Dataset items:
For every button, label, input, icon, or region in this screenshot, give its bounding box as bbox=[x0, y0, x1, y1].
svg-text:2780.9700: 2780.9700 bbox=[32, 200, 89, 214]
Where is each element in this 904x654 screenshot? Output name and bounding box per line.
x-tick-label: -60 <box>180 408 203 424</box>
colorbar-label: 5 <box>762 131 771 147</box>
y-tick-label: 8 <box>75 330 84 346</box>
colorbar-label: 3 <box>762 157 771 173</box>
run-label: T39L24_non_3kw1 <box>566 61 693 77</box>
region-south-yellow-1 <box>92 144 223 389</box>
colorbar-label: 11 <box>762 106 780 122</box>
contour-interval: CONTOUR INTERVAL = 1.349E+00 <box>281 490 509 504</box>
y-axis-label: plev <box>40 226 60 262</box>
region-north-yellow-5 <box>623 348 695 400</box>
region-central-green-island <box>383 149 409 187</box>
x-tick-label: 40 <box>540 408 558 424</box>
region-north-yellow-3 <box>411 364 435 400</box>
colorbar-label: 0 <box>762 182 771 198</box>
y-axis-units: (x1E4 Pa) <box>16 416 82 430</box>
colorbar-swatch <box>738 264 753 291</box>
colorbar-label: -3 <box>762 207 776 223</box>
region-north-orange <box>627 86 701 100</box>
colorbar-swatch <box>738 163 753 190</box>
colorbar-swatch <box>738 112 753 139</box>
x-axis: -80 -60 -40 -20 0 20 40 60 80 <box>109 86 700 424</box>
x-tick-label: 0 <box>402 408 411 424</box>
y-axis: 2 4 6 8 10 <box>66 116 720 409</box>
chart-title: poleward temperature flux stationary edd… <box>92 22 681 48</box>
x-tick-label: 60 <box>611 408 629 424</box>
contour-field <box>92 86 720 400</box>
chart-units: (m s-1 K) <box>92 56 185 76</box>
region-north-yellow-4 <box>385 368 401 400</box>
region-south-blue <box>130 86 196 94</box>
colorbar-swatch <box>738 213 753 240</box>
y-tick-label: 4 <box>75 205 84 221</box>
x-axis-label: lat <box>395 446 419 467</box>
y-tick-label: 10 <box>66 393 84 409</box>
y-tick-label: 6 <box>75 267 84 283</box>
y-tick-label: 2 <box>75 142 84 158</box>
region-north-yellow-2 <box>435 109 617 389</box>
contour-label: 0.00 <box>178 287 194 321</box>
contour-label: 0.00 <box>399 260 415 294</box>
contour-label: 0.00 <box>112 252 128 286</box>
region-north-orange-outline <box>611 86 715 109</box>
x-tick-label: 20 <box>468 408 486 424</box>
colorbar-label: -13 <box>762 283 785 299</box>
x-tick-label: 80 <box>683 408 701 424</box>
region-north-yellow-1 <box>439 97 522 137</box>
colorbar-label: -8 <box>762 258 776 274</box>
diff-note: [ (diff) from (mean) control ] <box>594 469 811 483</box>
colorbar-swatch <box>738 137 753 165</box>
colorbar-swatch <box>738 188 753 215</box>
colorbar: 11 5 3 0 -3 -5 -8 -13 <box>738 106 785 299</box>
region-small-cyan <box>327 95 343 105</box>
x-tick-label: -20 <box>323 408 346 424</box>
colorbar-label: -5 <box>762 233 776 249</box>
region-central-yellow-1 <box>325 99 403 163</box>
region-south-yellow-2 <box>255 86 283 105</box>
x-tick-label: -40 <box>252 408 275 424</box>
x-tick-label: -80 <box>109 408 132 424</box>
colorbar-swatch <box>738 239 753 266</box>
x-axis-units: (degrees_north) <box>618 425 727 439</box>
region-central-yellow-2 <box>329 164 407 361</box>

§ **Task to complete**:
Reproduce every line of the records above without any changes.

§ **Written solution**:
For every button, label, input, icon, or region in this screenshot, give its bounding box as bbox=[x0, y0, x1, y1].
svg-text:2780.9700: 2780.9700 bbox=[32, 200, 89, 214]
Where is each element in this 904x654 screenshot? Output name and bounding box per line.
x-tick-label: -60 <box>180 408 203 424</box>
colorbar-label: 5 <box>762 131 771 147</box>
y-tick-label: 8 <box>75 330 84 346</box>
colorbar-label: 3 <box>762 157 771 173</box>
run-label: T39L24_non_3kw1 <box>566 61 693 77</box>
region-south-yellow-1 <box>92 144 223 389</box>
colorbar-label: 11 <box>762 106 780 122</box>
contour-interval: CONTOUR INTERVAL = 1.349E+00 <box>281 490 509 504</box>
y-axis-label: plev <box>40 226 60 262</box>
region-north-yellow-5 <box>623 348 695 400</box>
region-central-green-island <box>383 149 409 187</box>
x-tick-label: 40 <box>540 408 558 424</box>
region-north-yellow-3 <box>411 364 435 400</box>
colorbar-label: 0 <box>762 182 771 198</box>
y-axis-units: (x1E4 Pa) <box>16 416 82 430</box>
colorbar-swatch <box>738 264 753 291</box>
colorbar-label: -3 <box>762 207 776 223</box>
region-north-orange <box>627 86 701 100</box>
colorbar-swatch <box>738 163 753 190</box>
colorbar-swatch <box>738 112 753 139</box>
x-axis: -80 -60 -40 -20 0 20 40 60 80 <box>109 86 700 424</box>
x-tick-label: 0 <box>402 408 411 424</box>
y-axis: 2 4 6 8 10 <box>66 116 720 409</box>
chart-title: poleward temperature flux stationary edd… <box>92 22 681 48</box>
x-tick-label: 60 <box>611 408 629 424</box>
contour-field <box>92 86 720 400</box>
chart-units: (m s-1 K) <box>92 56 185 76</box>
region-north-yellow-4 <box>385 368 401 400</box>
region-south-blue <box>130 86 196 94</box>
colorbar-swatch <box>738 213 753 240</box>
y-tick-label: 4 <box>75 205 84 221</box>
x-axis-label: lat <box>395 446 419 467</box>
y-tick-label: 10 <box>66 393 84 409</box>
y-tick-label: 6 <box>75 267 84 283</box>
y-tick-label: 2 <box>75 142 84 158</box>
region-north-yellow-2 <box>435 109 617 389</box>
contour-label: 0.00 <box>178 287 194 321</box>
contour-label: 0.00 <box>399 260 415 294</box>
contour-label: 0.00 <box>112 252 128 286</box>
region-north-orange-outline <box>611 86 715 109</box>
x-tick-label: 20 <box>468 408 486 424</box>
colorbar-label: -13 <box>762 283 785 299</box>
x-tick-label: 80 <box>683 408 701 424</box>
region-north-yellow-1 <box>439 97 522 137</box>
colorbar-label: -8 <box>762 258 776 274</box>
diff-note: [ (diff) from (mean) control ] <box>594 469 811 483</box>
colorbar-swatch <box>738 137 753 165</box>
colorbar-swatch <box>738 188 753 215</box>
colorbar: 11 5 3 0 -3 -5 -8 -13 <box>738 106 785 299</box>
region-small-cyan <box>327 95 343 105</box>
x-tick-label: -20 <box>323 408 346 424</box>
colorbar-label: -5 <box>762 233 776 249</box>
region-central-yellow-1 <box>325 99 403 163</box>
region-south-yellow-2 <box>255 86 283 105</box>
x-tick-label: -40 <box>252 408 275 424</box>
x-tick-label: -80 <box>109 408 132 424</box>
colorbar-swatch <box>738 239 753 266</box>
x-axis-units: (degrees_north) <box>618 425 727 439</box>
region-central-yellow-2 <box>329 164 407 361</box>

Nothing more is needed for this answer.